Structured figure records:
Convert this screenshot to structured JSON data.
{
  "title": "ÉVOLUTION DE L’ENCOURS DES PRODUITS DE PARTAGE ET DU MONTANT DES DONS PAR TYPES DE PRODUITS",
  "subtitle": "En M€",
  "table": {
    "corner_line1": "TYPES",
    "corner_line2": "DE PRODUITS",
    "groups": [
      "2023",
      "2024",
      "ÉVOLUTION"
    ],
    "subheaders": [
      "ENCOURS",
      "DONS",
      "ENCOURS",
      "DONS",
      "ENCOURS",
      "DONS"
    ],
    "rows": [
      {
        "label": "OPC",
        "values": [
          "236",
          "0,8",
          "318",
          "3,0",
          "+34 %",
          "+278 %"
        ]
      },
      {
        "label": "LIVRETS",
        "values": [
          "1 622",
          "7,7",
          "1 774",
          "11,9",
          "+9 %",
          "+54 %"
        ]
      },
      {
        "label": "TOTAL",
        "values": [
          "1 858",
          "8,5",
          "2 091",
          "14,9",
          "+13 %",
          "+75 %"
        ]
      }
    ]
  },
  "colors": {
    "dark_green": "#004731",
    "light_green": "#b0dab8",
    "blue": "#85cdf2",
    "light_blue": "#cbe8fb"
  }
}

WHAT THE EXERCISE ASKS:
Print the material once more, exactly.

WRITTEN ANSWER:
Convert this screenshot to structured JSON data.
{
  "title": "ÉVOLUTION DE L’ENCOURS DES PRODUITS DE PARTAGE ET DU MONTANT DES DONS PAR TYPES DE PRODUITS",
  "subtitle": "En M€",
  "table": {
    "corner_line1": "TYPES",
    "corner_line2": "DE PRODUITS",
    "groups": [
      "2023",
      "2024",
      "ÉVOLUTION"
    ],
    "subheaders": [
      "ENCOURS",
      "DONS",
      "ENCOURS",
      "DONS",
      "ENCOURS",
      "DONS"
    ],
    "rows": [
      {
        "label": "OPC",
        "values": [
          "236",
          "0,8",
          "318",
          "3,0",
          "+34 %",
          "+278 %"
        ]
      },
      {
        "label": "LIVRETS",
        "values": [
          "1 622",
          "7,7",
          "1 774",
          "11,9",
          "+9 %",
          "+54 %"
        ]
      },
      {
        "label": "TOTAL",
        "values": [
          "1 858",
          "8,5",
          "2 091",
          "14,9",
          "+13 %",
          "+75 %"
        ]
      }
    ]
  },
  "colors": {
    "dark_green": "#004731",
    "light_green": "#b0dab8",
    "blue": "#85cdf2",
    "light_blue": "#cbe8fb"
  }
}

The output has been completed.